*Exercise prompt*. The records below are to be quoted in full; please keep every word exact.

*Excerpted records*.

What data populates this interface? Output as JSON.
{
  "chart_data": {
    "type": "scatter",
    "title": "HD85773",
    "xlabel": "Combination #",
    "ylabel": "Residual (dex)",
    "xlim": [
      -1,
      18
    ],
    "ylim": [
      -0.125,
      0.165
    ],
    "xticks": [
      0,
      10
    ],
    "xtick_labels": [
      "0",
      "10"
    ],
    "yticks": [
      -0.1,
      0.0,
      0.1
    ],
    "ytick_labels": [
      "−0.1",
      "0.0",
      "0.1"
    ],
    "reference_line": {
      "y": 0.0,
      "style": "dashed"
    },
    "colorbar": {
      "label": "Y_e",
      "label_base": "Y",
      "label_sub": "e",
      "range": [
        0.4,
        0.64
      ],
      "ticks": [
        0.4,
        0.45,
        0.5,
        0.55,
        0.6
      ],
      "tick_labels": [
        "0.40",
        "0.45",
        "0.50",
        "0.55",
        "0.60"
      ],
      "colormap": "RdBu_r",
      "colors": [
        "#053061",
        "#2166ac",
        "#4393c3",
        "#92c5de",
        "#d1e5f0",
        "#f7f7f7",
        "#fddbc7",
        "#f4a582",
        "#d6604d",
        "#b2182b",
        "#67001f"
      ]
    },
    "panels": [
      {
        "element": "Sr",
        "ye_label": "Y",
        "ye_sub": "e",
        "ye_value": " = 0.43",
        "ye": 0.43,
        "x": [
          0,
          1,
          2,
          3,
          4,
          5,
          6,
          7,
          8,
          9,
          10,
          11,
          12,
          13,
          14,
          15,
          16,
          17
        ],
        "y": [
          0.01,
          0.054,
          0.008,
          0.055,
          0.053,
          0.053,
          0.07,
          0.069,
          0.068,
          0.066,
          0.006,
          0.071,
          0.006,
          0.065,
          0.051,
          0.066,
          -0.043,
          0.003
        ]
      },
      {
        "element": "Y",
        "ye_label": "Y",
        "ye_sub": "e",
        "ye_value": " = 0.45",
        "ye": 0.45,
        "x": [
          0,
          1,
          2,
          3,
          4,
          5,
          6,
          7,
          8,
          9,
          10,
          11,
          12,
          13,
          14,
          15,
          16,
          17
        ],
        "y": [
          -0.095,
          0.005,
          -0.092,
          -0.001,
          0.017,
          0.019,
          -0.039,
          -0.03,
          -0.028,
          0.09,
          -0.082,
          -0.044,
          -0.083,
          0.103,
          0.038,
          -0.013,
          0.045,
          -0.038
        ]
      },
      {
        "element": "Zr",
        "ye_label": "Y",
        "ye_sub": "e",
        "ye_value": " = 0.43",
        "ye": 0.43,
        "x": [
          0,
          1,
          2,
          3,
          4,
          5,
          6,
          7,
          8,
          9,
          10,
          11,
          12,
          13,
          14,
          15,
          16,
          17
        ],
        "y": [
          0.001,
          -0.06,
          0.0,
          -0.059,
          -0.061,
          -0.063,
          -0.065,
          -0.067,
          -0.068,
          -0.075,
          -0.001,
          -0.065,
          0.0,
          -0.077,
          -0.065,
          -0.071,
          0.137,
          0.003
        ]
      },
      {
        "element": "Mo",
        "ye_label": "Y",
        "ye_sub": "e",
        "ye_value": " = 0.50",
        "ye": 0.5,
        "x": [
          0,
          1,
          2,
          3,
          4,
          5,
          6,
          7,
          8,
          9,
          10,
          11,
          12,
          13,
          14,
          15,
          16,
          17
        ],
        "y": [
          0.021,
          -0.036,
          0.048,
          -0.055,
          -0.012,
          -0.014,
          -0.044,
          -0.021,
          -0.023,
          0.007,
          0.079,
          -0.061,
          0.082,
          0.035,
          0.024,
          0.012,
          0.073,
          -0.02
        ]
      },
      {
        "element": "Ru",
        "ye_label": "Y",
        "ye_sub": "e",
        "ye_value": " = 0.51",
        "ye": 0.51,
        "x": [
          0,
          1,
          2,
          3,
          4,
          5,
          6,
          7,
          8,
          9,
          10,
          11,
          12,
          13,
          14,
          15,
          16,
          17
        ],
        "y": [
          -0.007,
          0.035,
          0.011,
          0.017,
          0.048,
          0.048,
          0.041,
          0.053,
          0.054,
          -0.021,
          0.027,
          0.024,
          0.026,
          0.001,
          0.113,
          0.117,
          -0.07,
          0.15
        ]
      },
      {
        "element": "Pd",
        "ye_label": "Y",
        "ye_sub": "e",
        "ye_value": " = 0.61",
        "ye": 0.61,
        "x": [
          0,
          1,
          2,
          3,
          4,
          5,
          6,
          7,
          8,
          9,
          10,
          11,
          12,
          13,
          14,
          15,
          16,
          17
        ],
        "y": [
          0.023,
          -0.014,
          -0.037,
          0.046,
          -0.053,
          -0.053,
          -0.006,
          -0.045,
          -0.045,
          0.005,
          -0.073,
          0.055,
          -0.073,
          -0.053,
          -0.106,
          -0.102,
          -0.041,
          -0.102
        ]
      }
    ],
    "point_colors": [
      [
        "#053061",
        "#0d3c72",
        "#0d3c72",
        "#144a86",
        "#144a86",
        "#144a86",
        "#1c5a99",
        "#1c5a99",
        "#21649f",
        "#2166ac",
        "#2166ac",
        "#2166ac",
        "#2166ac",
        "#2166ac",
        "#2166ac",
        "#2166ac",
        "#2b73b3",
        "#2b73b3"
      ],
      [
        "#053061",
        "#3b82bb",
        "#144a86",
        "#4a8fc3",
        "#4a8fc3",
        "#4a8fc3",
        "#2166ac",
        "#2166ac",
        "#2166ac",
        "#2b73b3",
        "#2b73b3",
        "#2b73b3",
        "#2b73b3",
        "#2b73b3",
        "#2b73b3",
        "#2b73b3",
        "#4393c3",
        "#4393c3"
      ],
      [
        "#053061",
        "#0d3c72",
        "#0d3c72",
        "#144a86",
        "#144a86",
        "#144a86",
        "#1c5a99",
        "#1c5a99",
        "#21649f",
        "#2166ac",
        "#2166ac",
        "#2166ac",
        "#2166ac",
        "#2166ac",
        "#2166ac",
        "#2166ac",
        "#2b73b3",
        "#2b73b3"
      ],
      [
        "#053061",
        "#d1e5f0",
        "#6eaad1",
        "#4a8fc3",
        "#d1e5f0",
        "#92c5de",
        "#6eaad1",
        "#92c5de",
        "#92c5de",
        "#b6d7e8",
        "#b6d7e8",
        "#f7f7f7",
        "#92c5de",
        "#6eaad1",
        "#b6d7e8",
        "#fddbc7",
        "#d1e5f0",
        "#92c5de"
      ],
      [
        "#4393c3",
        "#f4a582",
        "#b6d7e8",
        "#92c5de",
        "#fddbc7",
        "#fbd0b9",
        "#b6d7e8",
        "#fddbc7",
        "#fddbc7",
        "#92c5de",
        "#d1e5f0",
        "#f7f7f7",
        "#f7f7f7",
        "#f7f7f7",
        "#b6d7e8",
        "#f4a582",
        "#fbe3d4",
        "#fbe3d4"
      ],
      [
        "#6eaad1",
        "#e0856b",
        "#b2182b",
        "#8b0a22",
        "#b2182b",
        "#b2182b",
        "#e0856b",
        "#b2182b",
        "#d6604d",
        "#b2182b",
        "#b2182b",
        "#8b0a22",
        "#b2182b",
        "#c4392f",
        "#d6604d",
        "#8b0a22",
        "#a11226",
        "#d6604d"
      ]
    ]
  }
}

*Correct result*.
What data populates this interface? Output as JSON.
{
  "chart_data": {
    "type": "scatter",
    "title": "HD85773",
    "xlabel": "Combination #",
    "ylabel": "Residual (dex)",
    "xlim": [
      -1,
      18
    ],
    "ylim": [
      -0.125,
      0.165
    ],
    "xticks": [
      0,
      10
    ],
    "xtick_labels": [
      "0",
      "10"
    ],
    "yticks": [
      -0.1,
      0.0,
      0.1
    ],
    "ytick_labels": [
      "−0.1",
      "0.0",
      "0.1"
    ],
    "reference_line": {
      "y": 0.0,
      "style": "dashed"
    },
    "colorbar": {
      "label": "Y_e",
      "label_base": "Y",
      "label_sub": "e",
      "range": [
        0.4,
        0.64
      ],
      "ticks": [
        0.4,
        0.45,
        0.5,
        0.55,
        0.6
      ],
      "tick_labels": [
        "0.40",
        "0.45",
        "0.50",
        "0.55",
        "0.60"
      ],
      "colormap": "RdBu_r",
      "colors": [
        "#053061",
        "#2166ac",
        "#4393c3",
        "#92c5de",
        "#d1e5f0",
        "#f7f7f7",
        "#fddbc7",
        "#f4a582",
        "#d6604d",
        "#b2182b",
        "#67001f"
      ]
    },
    "panels": [
      {
        "element": "Sr",
        "ye_label": "Y",
        "ye_sub": "e",
        "ye_value": " = 0.43",
        "ye": 0.43,
        "x": [
          0,
          1,
          2,
          3,
          4,
          5,
          6,
          7,
          8,
          9,
          10,
          11,
          12,
          13,
          14,
          15,
          16,
          17
        ],
        "y": [
          0.01,
          0.054,
          0.008,
          0.055,
          0.053,
          0.053,
          0.07,
          0.069,
          0.068,
          0.066,
          0.006,
          0.071,
          0.006,
          0.065,
          0.051,
          0.066,
          -0.043,
          0.003
        ]
      },
      {
        "element": "Y",
        "ye_label": "Y",
        "ye_sub": "e",
        "ye_value": " = 0.45",
        "ye": 0.45,
        "x": [
          0,
          1,
          2,
          3,
          4,
          5,
          6,
          7,
          8,
          9,
          10,
          11,
          12,
          13,
          14,
          15,
          16,
          17
        ],
        "y": [
          -0.095,
          0.005,
          -0.092,
          -0.001,
          0.017,
          0.019,
          -0.039,
          -0.03,
          -0.028,
          0.09,
          -0.082,
          -0.044,
          -0.083,
          0.103,
          0.038,
          -0.013,
          0.045,
          -0.038
        ]
      },
      {
        "element": "Zr",
        "ye_label": "Y",
        "ye_sub": "e",
        "ye_value": " = 0.43",
        "ye": 0.43,
        "x": [
          0,
          1,
          2,
          3,
          4,
          5,
          6,
          7,
          8,
          9,
          10,
          11,
          12,
          13,
          14,
          15,
          16,
          17
        ],
        "y": [
          0.001,
          -0.06,
          0.0,
          -0.059,
          -0.061,
          -0.063,
          -0.065,
          -0.067,
          -0.068,
          -0.075,
          -0.001,
          -0.065,
          0.0,
          -0.077,
          -0.065,
          -0.071,
          0.137,
          0.003
        ]
      },
      {
        "element": "Mo",
        "ye_label": "Y",
        "ye_sub": "e",
        "ye_value": " = 0.50",
        "ye": 0.5,
        "x": [
          0,
          1,
          2,
          3,
          4,
          5,
          6,
          7,
          8,
          9,
          10,
          11,
          12,
          13,
          14,
          15,
          16,
          17
        ],
        "y": [
          0.021,
          -0.036,
          0.048,
          -0.055,
          -0.012,
          -0.014,
          -0.044,
          -0.021,
          -0.023,
          0.007,
          0.079,
          -0.061,
          0.082,
          0.035,
          0.024,
          0.012,
          0.073,
          -0.02
        ]
      },
      {
        "element": "Ru",
        "ye_label": "Y",
        "ye_sub": "e",
        "ye_value": " = 0.51",
        "ye": 0.51,
        "x": [
          0,
          1,
          2,
          3,
          4,
          5,
          6,
          7,
          8,
          9,
          10,
          11,
          12,
          13,
          14,
          15,
          16,
          17
        ],
        "y": [
          -0.007,
          0.035,
          0.011,
          0.017,
          0.048,
          0.048,
          0.041,
          0.053,
          0.054,
          -0.021,
          0.027,
          0.024,
          0.026,
          0.001,
          0.113,
          0.117,
          -0.07,
          0.15
        ]
      },
      {
        "element": "Pd",
        "ye_label": "Y",
        "ye_sub": "e",
        "ye_value": " = 0.61",
        "ye": 0.61,
        "x": [
          0,
          1,
          2,
          3,
          4,
          5,
          6,
          7,
          8,
          9,
          10,
          11,
          12,
          13,
          14,
          15,
          16,
          17
        ],
        "y": [
          0.023,
          -0.014,
          -0.037,
          0.046,
          -0.053,
          -0.053,
          -0.006,
          -0.045,
          -0.045,
          0.005,
          -0.073,
          0.055,
          -0.073,
          -0.053,
          -0.106,
          -0.102,
          -0.041,
          -0.102
        ]
      }
    ],
    "point_colors": [
      [
        "#053061",
        "#0d3c72",
        "#0d3c72",
        "#144a86",
        "#144a86",
        "#144a86",
        "#1c5a99",
        "#1c5a99",
        "#21649f",
        "#2166ac",
        "#2166ac",
        "#2166ac",
        "#2166ac",
        "#2166ac",
        "#2166ac",
        "#2166ac",
        "#2b73b3",
        "#2b73b3"
      ],
      [
        "#053061",
        "#3b82bb",
        "#144a86",
        "#4a8fc3",
        "#4a8fc3",
        "#4a8fc3",
        "#2166ac",
        "#2166ac",
        "#2166ac",
        "#2b73b3",
        "#2b73b3",
        "#2b73b3",
        "#2b73b3",
        "#2b73b3",
        "#2b73b3",
        "#2b73b3",
        "#4393c3",
        "#4393c3"
      ],
      [
        "#053061",
        "#0d3c72",
        "#0d3c72",
        "#144a86",
        "#144a86",
        "#144a86",
        "#1c5a99",
        "#1c5a99",
        "#21649f",
        "#2166ac",
        "#2166ac",
        "#2166ac",
        "#2166ac",
        "#2166ac",
        "#2166ac",
        "#2166ac",
        "#2b73b3",
        "#2b73b3"
      ],
      [
        "#053061",
        "#d1e5f0",
        "#6eaad1",
        "#4a8fc3",
        "#d1e5f0",
        "#92c5de",
        "#6eaad1",
        "#92c5de",
        "#92c5de",
        "#b6d7e8",
        "#b6d7e8",
        "#f7f7f7",
        "#92c5de",
        "#6eaad1",
        "#b6d7e8",
        "#fddbc7",
        "#d1e5f0",
        "#92c5de"
      ],
      [
        "#4393c3",
        "#f4a582",
        "#b6d7e8",
        "#92c5de",
        "#fddbc7",
        "#fbd0b9",
        "#b6d7e8",
        "#fddbc7",
        "#fddbc7",
        "#92c5de",
        "#d1e5f0",
        "#f7f7f7",
        "#f7f7f7",
        "#f7f7f7",
        "#b6d7e8",
        "#f4a582",
        "#fbe3d4",
        "#fbe3d4"
      ],
      [
        "#6eaad1",
        "#e0856b",
        "#b2182b",
        "#8b0a22",
        "#b2182b",
        "#b2182b",
        "#e0856b",
        "#b2182b",
        "#d6604d",
        "#b2182b",
        "#b2182b",
        "#8b0a22",
        "#b2182b",
        "#c4392f",
        "#d6604d",
        "#8b0a22",
        "#a11226",
        "#d6604d"
      ]
    ]
  }
}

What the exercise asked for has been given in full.